INSTRUCTIONS TO FOLLOW:
Take every line that has the string "this" and copy it out.

START EXCERPTED DATA

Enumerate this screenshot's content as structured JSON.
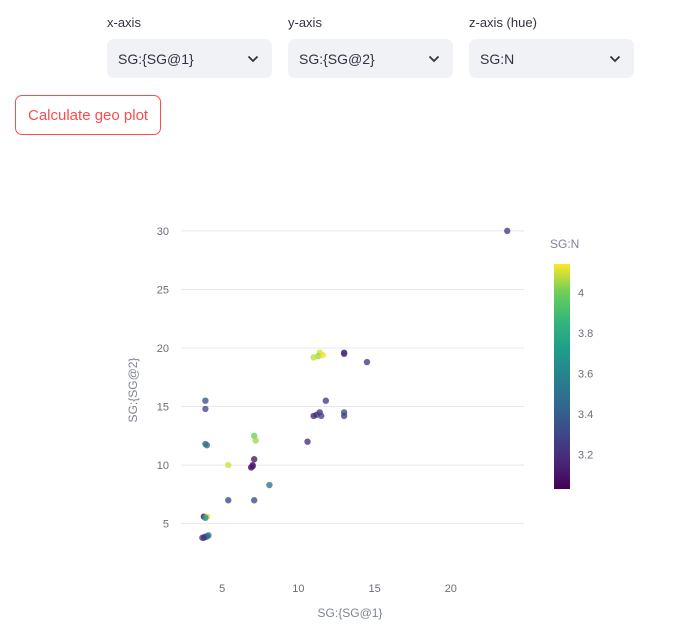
{
  "controls": {
    "x_axis": {
      "label": "x-axis",
      "value": "SG:{SG@1}"
    },
    "y_axis": {
      "label": "y-axis",
      "value": "SG:{SG@2}"
    },
    "z_axis": {
      "label": "z-axis (hue)",
      "value": "SG:N"
    },
    "calculate_button": "Calculate geo plot"
  },
  "chart_data": {
    "type": "scatter",
    "xlabel": "SG:{SG@1}",
    "ylabel": "SG:{SG@2}",
    "xlim": [
      2.3,
      24.8
    ],
    "ylim": [
      1.3,
      31.1
    ],
    "xticks": [
      5,
      10,
      15,
      20
    ],
    "yticks": [
      5,
      10,
      15,
      20,
      25,
      30
    ],
    "grid": true,
    "colorbar": {
      "title": "SG:N",
      "colorscale": "viridis",
      "range": [
        3.03,
        4.14
      ],
      "ticks": [
        3.2,
        3.4,
        3.6,
        3.8,
        4
      ]
    },
    "points": [
      {
        "x": 23.7,
        "y": 30.0,
        "z": 3.25
      },
      {
        "x": 14.5,
        "y": 18.8,
        "z": 3.25
      },
      {
        "x": 13.0,
        "y": 19.6,
        "z": 3.15
      },
      {
        "x": 13.0,
        "y": 19.5,
        "z": 3.2
      },
      {
        "x": 11.4,
        "y": 19.6,
        "z": 4.1
      },
      {
        "x": 11.3,
        "y": 19.3,
        "z": 4.05
      },
      {
        "x": 11.6,
        "y": 19.4,
        "z": 4.12
      },
      {
        "x": 11.0,
        "y": 19.2,
        "z": 4.08
      },
      {
        "x": 11.8,
        "y": 15.5,
        "z": 3.25
      },
      {
        "x": 11.2,
        "y": 14.3,
        "z": 3.25
      },
      {
        "x": 11.4,
        "y": 14.5,
        "z": 3.2
      },
      {
        "x": 11.5,
        "y": 14.2,
        "z": 3.3
      },
      {
        "x": 11.0,
        "y": 14.2,
        "z": 3.15
      },
      {
        "x": 13.0,
        "y": 14.5,
        "z": 3.3
      },
      {
        "x": 13.0,
        "y": 14.2,
        "z": 3.25
      },
      {
        "x": 10.6,
        "y": 12.0,
        "z": 3.2
      },
      {
        "x": 3.9,
        "y": 15.5,
        "z": 3.35
      },
      {
        "x": 3.9,
        "y": 14.8,
        "z": 3.3
      },
      {
        "x": 3.9,
        "y": 11.8,
        "z": 3.45
      },
      {
        "x": 4.0,
        "y": 11.7,
        "z": 3.5
      },
      {
        "x": 7.1,
        "y": 12.5,
        "z": 4.0
      },
      {
        "x": 7.2,
        "y": 12.1,
        "z": 4.05
      },
      {
        "x": 5.4,
        "y": 10.0,
        "z": 4.1
      },
      {
        "x": 7.1,
        "y": 10.5,
        "z": 3.1
      },
      {
        "x": 6.9,
        "y": 9.8,
        "z": 3.05
      },
      {
        "x": 7.0,
        "y": 9.9,
        "z": 3.1
      },
      {
        "x": 7.0,
        "y": 10.0,
        "z": 3.15
      },
      {
        "x": 8.1,
        "y": 8.3,
        "z": 3.5
      },
      {
        "x": 5.4,
        "y": 7.0,
        "z": 3.3
      },
      {
        "x": 7.1,
        "y": 7.0,
        "z": 3.3
      },
      {
        "x": 3.8,
        "y": 5.6,
        "z": 3.05
      },
      {
        "x": 4.0,
        "y": 5.6,
        "z": 4.1
      },
      {
        "x": 3.9,
        "y": 5.5,
        "z": 3.7
      },
      {
        "x": 3.7,
        "y": 3.8,
        "z": 3.3
      },
      {
        "x": 3.9,
        "y": 3.9,
        "z": 3.4
      },
      {
        "x": 4.0,
        "y": 3.9,
        "z": 3.5
      },
      {
        "x": 3.8,
        "y": 3.8,
        "z": 3.2
      },
      {
        "x": 4.1,
        "y": 4.0,
        "z": 3.45
      }
    ]
  }
}
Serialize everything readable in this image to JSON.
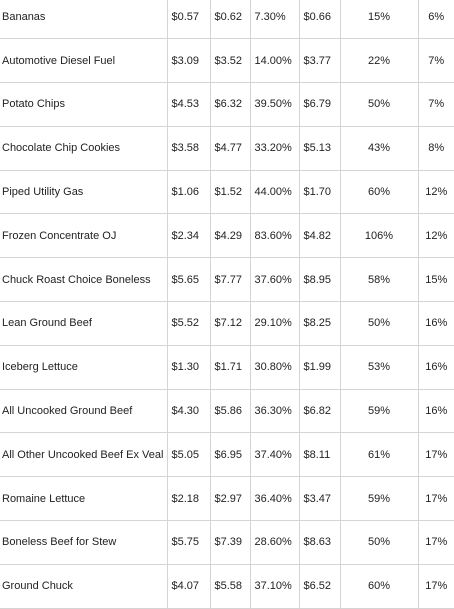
{
  "table": {
    "rows": [
      [
        "Bananas",
        "$0.57",
        "$0.62",
        "7.30%",
        "$0.66",
        "15%",
        "6%"
      ],
      [
        "Automotive Diesel Fuel",
        "$3.09",
        "$3.52",
        "14.00%",
        "$3.77",
        "22%",
        "7%"
      ],
      [
        "Potato Chips",
        "$4.53",
        "$6.32",
        "39.50%",
        "$6.79",
        "50%",
        "7%"
      ],
      [
        "Chocolate Chip Cookies",
        "$3.58",
        "$4.77",
        "33.20%",
        "$5.13",
        "43%",
        "8%"
      ],
      [
        "Piped Utility Gas",
        "$1.06",
        "$1.52",
        "44.00%",
        "$1.70",
        "60%",
        "12%"
      ],
      [
        "Frozen Concentrate OJ",
        "$2.34",
        "$4.29",
        "83.60%",
        "$4.82",
        "106%",
        "12%"
      ],
      [
        "Chuck Roast Choice Boneless",
        "$5.65",
        "$7.77",
        "37.60%",
        "$8.95",
        "58%",
        "15%"
      ],
      [
        "Lean Ground Beef",
        "$5.52",
        "$7.12",
        "29.10%",
        "$8.25",
        "50%",
        "16%"
      ],
      [
        "Iceberg Lettuce",
        "$1.30",
        "$1.71",
        "30.80%",
        "$1.99",
        "53%",
        "16%"
      ],
      [
        "All Uncooked Ground Beef",
        "$4.30",
        "$5.86",
        "36.30%",
        "$6.82",
        "59%",
        "16%"
      ],
      [
        "All Other Uncooked Beef Ex Veal",
        "$5.05",
        "$6.95",
        "37.40%",
        "$8.11",
        "61%",
        "17%"
      ],
      [
        "Romaine Lettuce",
        "$2.18",
        "$2.97",
        "36.40%",
        "$3.47",
        "59%",
        "17%"
      ],
      [
        "Boneless Beef for Stew",
        "$5.75",
        "$7.39",
        "28.60%",
        "$8.63",
        "50%",
        "17%"
      ],
      [
        "Ground Chuck",
        "$4.07",
        "$5.58",
        "37.10%",
        "$6.52",
        "60%",
        "17%"
      ]
    ]
  }
}
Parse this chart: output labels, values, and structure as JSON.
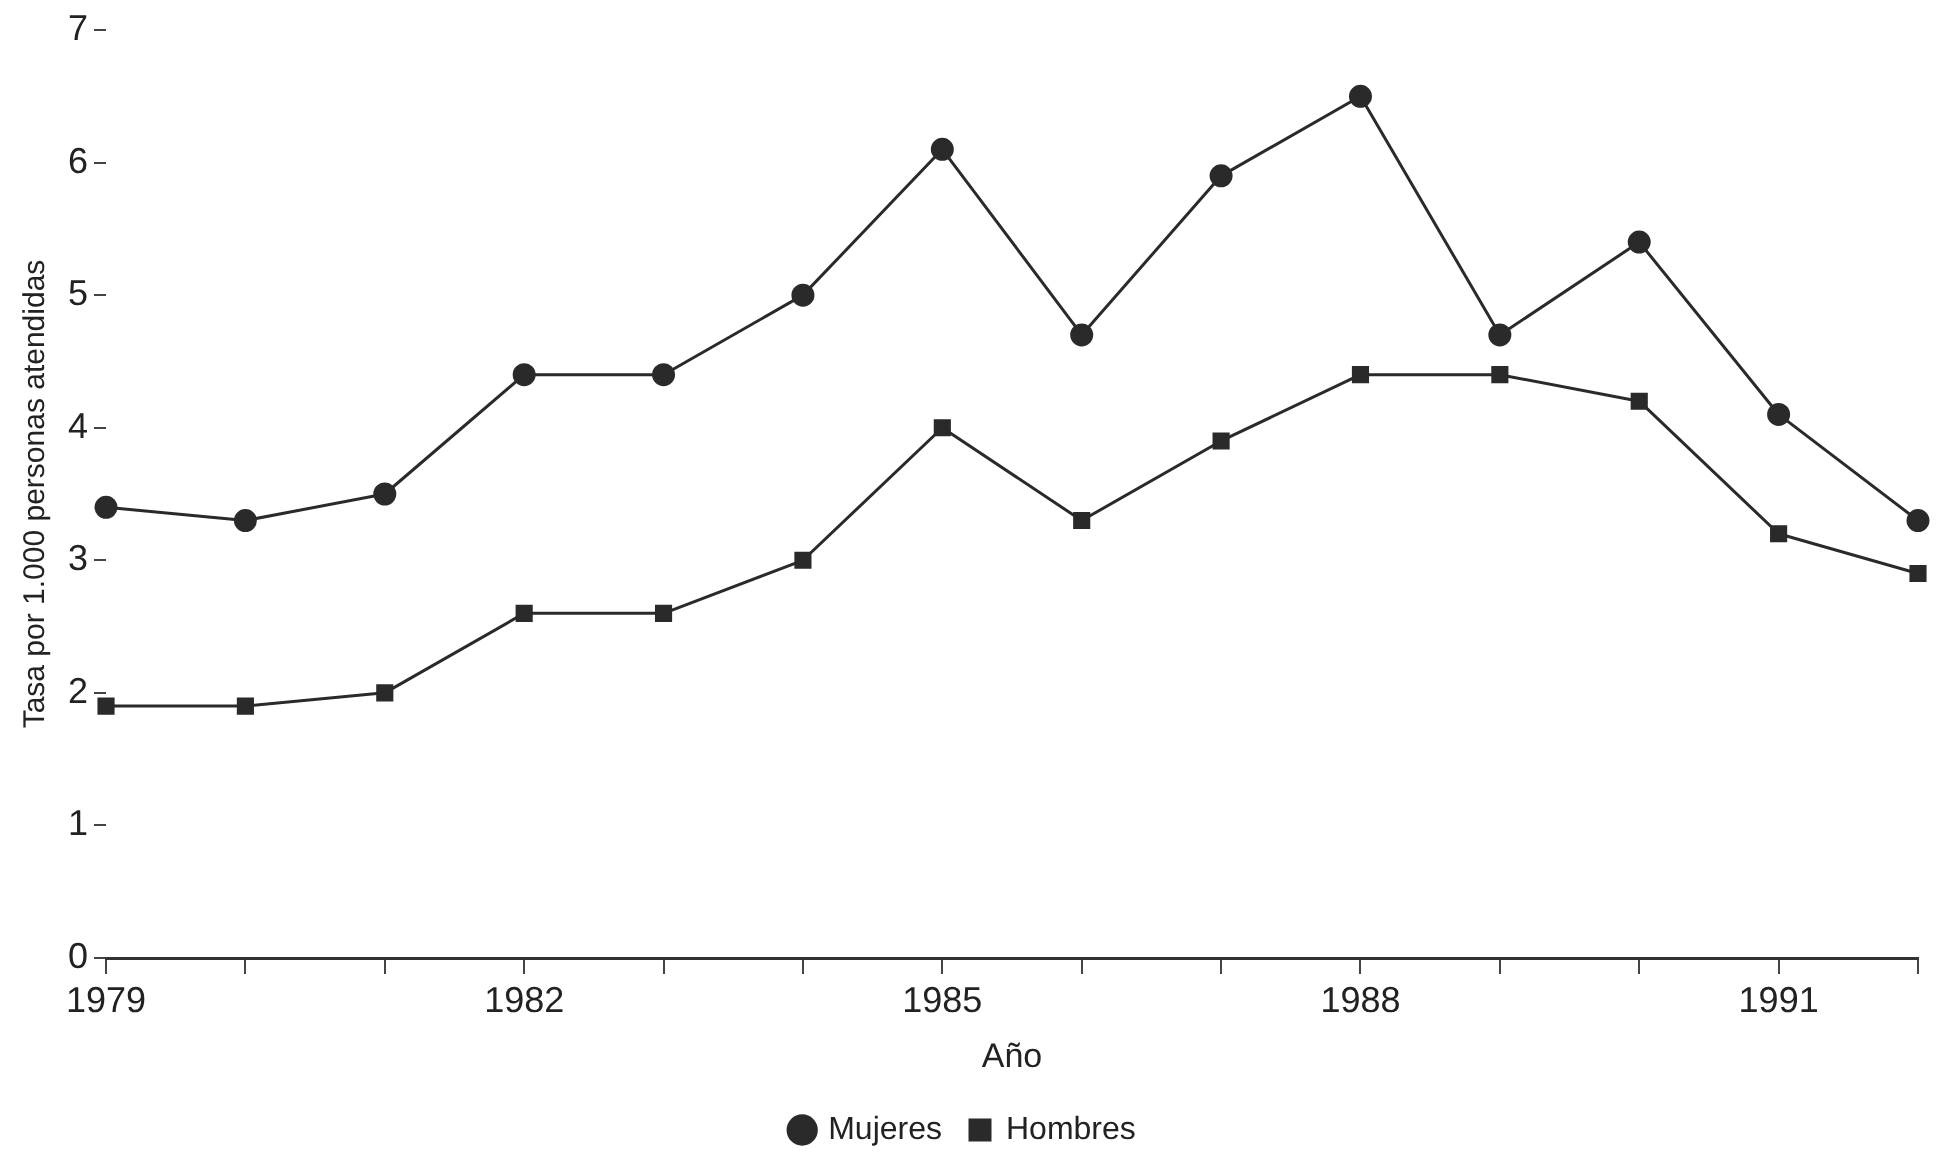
{
  "chart_data": {
    "type": "line",
    "xlabel": "Año",
    "ylabel": "Tasa por 1.000 personas atendidas",
    "x": [
      1979,
      1980,
      1981,
      1982,
      1983,
      1984,
      1985,
      1986,
      1987,
      1988,
      1989,
      1990,
      1991,
      1992
    ],
    "series": [
      {
        "name": "Mujeres",
        "color": "#2a2a2a",
        "marker": "circle",
        "values": [
          3.4,
          3.3,
          3.5,
          4.4,
          4.4,
          5.0,
          6.1,
          4.7,
          5.9,
          6.5,
          4.7,
          5.4,
          4.1,
          3.3
        ]
      },
      {
        "name": "Hombres",
        "color": "#2a2a2a",
        "marker": "square",
        "values": [
          1.9,
          1.9,
          2.0,
          2.6,
          2.6,
          3.0,
          4.0,
          3.3,
          3.9,
          4.4,
          4.4,
          4.2,
          3.2,
          2.9
        ]
      }
    ],
    "xlim": [
      1979,
      1992
    ],
    "xticks": [
      1979,
      {
        "value": 1980,
        "label": null
      },
      {
        "value": 1981,
        "label": null
      },
      1982,
      {
        "value": 1983,
        "label": null
      },
      {
        "value": 1984,
        "label": null
      },
      1985,
      {
        "value": 1986,
        "label": null
      },
      {
        "value": 1987,
        "label": null
      },
      1988,
      {
        "value": 1989,
        "label": null
      },
      {
        "value": 1990,
        "label": null
      },
      1991,
      {
        "value": 1992,
        "label": null
      }
    ],
    "ylim": [
      0,
      7
    ],
    "yticks": [
      0,
      1,
      2,
      3,
      4,
      5,
      6,
      7
    ],
    "grid": false,
    "legend": "bottom",
    "line_style": "solid"
  }
}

END EXCERPTED DATA

SOLUTION TO THE PROBLEM:
Enumerate this screenshot's content as structured JSON.
Serialize everything readable in this image to JSON.
Parse this chart: output labels, values, and structure as JSON.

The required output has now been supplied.